§ TASK INPUT
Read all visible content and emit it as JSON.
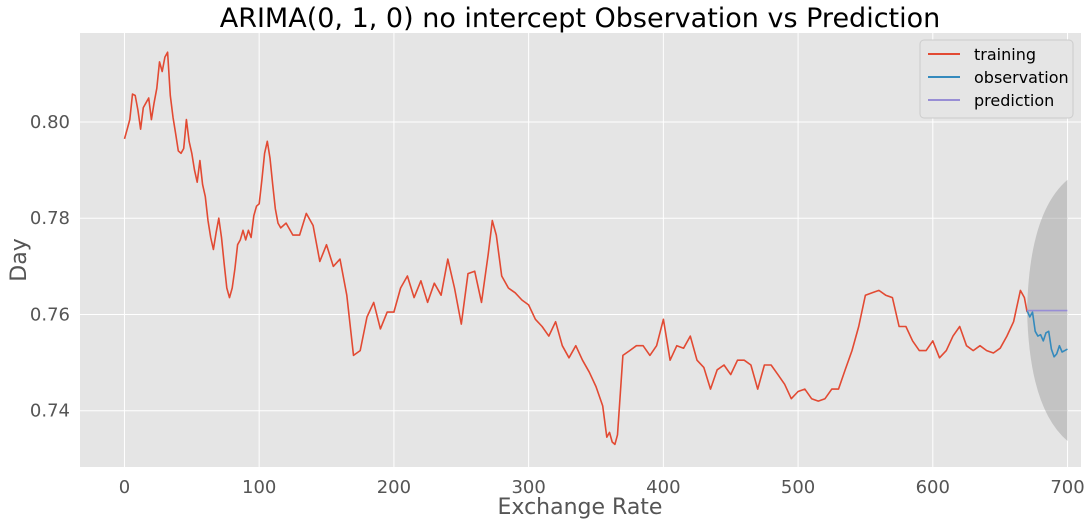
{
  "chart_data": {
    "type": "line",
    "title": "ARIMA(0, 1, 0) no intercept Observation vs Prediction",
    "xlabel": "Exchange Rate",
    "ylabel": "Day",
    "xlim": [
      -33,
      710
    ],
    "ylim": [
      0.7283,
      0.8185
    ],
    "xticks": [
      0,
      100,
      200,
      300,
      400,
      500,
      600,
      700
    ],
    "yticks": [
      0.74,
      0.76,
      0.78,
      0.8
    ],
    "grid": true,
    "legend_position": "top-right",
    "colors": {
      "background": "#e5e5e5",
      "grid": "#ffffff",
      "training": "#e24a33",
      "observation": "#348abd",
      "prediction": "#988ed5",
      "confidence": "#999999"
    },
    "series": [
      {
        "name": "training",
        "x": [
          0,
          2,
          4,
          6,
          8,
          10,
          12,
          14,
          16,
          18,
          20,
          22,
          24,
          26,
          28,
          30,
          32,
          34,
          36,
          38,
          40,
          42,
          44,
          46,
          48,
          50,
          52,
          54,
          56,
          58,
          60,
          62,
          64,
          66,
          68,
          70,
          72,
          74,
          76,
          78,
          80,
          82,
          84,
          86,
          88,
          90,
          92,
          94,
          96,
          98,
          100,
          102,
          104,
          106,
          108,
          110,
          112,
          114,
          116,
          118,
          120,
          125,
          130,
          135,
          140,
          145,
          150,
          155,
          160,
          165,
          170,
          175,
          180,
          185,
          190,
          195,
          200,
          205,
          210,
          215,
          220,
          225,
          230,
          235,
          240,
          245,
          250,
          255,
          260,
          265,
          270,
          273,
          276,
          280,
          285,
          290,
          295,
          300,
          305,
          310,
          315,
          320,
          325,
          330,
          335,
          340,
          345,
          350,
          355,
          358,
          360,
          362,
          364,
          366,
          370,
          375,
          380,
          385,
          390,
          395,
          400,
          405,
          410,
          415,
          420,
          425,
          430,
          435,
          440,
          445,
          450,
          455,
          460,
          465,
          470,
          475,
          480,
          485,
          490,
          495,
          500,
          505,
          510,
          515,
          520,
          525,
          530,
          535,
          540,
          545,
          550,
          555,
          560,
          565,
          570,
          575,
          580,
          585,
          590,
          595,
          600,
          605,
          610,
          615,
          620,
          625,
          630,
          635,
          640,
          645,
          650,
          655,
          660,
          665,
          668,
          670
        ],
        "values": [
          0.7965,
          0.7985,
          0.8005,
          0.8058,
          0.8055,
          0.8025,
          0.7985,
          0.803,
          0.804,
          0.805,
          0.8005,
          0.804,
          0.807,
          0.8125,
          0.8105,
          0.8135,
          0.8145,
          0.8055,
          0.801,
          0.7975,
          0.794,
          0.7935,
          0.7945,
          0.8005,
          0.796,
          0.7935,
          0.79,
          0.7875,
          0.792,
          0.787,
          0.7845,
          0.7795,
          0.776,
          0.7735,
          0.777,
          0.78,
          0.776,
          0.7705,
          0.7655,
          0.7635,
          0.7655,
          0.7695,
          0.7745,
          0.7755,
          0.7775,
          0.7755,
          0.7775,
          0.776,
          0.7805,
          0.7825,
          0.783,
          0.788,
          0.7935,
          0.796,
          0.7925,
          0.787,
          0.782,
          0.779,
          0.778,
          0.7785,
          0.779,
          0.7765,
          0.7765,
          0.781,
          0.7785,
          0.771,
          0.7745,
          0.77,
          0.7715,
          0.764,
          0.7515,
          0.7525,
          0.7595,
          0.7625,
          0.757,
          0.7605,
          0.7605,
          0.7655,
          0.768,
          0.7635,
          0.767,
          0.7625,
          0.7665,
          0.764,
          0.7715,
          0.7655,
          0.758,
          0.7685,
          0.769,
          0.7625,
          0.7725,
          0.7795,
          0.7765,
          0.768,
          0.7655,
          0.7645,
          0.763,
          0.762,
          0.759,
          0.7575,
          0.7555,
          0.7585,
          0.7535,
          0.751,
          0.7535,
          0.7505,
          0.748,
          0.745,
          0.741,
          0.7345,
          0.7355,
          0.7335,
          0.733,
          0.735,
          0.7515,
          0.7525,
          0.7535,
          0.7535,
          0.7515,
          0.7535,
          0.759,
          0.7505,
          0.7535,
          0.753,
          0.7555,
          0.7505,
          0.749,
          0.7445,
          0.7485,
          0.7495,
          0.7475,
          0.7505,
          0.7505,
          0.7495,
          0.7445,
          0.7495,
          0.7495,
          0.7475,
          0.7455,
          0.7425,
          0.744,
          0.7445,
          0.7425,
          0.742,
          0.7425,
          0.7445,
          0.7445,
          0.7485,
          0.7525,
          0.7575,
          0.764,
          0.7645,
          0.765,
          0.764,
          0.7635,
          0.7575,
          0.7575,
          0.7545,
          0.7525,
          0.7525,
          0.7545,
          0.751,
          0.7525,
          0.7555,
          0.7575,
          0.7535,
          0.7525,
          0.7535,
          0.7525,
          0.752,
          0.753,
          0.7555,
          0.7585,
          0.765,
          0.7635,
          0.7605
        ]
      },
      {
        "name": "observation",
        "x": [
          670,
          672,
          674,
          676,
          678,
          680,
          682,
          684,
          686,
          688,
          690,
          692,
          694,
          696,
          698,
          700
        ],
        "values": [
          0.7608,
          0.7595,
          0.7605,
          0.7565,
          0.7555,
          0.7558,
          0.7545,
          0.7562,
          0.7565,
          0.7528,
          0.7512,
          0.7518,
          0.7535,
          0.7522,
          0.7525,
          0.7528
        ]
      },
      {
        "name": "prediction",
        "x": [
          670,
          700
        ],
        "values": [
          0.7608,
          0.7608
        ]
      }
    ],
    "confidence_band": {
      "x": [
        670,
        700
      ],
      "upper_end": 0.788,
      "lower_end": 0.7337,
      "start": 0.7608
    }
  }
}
==
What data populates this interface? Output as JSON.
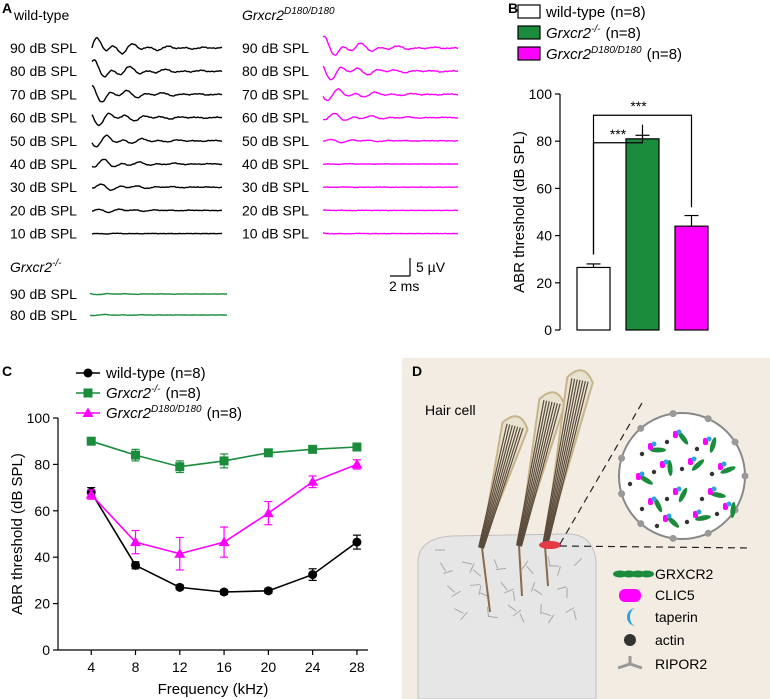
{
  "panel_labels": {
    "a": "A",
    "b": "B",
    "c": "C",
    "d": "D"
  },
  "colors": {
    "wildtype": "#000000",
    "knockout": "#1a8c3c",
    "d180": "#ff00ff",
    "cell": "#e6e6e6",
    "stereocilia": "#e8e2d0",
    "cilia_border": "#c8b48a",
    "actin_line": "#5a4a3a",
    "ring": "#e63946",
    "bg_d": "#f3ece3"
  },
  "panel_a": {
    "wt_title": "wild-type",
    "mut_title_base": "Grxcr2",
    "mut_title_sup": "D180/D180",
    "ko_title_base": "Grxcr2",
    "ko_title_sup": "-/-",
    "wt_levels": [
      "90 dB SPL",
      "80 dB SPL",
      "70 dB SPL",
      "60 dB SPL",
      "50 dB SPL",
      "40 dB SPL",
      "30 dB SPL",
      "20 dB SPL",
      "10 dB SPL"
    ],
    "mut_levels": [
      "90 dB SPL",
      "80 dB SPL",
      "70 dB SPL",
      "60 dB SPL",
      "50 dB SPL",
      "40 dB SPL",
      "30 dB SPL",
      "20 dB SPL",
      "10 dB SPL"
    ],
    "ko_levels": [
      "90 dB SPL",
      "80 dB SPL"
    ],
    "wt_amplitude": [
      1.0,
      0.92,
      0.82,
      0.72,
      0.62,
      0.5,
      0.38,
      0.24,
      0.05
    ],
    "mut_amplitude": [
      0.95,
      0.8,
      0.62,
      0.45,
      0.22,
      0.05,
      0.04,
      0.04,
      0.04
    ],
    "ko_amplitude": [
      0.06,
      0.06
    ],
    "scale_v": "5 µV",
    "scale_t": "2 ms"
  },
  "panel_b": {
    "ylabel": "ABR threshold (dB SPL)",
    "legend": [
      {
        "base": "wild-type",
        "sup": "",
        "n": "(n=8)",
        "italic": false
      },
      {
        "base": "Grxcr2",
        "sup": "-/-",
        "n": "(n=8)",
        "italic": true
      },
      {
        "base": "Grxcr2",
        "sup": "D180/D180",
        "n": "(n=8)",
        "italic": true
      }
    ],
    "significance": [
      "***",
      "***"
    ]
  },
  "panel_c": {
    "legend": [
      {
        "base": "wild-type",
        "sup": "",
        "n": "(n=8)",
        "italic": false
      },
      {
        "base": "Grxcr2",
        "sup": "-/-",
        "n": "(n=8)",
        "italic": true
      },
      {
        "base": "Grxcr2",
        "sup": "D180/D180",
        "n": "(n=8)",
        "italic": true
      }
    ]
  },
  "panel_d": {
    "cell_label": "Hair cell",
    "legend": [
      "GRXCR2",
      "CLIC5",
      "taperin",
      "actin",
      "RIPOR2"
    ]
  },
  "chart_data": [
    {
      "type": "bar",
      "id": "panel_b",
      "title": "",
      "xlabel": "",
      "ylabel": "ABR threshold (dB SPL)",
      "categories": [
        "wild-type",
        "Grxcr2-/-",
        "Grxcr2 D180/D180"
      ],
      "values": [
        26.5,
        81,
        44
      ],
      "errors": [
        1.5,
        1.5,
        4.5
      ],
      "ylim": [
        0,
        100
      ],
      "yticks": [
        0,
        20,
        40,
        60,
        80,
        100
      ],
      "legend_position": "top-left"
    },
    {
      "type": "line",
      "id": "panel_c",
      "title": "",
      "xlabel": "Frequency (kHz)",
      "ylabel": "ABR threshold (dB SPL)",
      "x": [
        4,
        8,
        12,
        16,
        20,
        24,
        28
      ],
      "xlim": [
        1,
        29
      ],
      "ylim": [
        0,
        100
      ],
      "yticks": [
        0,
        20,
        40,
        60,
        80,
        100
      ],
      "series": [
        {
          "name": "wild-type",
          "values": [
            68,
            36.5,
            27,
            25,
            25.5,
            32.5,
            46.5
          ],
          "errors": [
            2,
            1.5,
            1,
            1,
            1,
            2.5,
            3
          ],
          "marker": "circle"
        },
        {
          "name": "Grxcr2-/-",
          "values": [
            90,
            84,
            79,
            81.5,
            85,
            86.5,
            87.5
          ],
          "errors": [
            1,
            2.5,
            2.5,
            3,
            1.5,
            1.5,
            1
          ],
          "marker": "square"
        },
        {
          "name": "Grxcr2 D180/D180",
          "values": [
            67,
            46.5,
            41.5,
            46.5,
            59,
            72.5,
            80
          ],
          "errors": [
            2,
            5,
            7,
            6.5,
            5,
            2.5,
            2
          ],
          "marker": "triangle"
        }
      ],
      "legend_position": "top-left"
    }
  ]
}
...
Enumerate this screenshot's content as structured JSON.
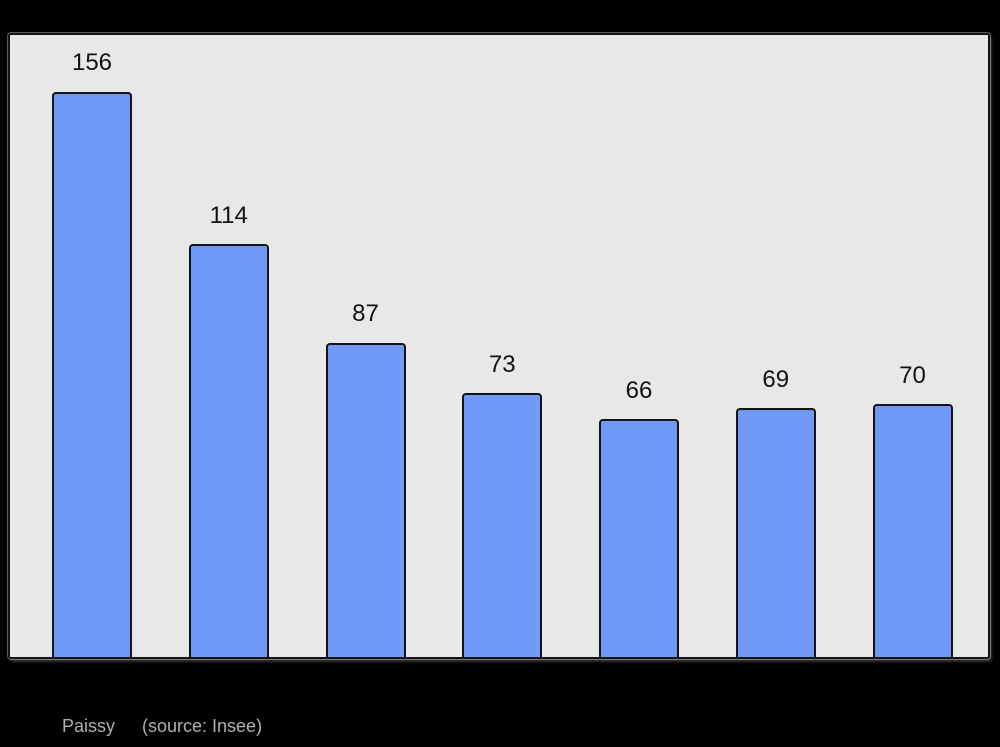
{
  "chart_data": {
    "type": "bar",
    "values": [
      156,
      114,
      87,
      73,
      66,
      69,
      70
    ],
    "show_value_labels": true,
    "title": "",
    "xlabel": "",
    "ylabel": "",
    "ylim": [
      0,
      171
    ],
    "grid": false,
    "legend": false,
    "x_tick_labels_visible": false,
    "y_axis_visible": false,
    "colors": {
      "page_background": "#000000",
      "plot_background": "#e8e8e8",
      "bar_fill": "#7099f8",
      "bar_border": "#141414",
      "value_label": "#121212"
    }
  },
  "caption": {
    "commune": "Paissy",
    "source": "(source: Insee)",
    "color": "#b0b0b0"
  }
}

§ WORK INSTRUCTIONS
From the data above, pick out each line containing "this" and copy it.

§ EXERCISE RESULT
What data populates this interface? Output as JSON.
Enumerate this screenshot's content as structured JSON.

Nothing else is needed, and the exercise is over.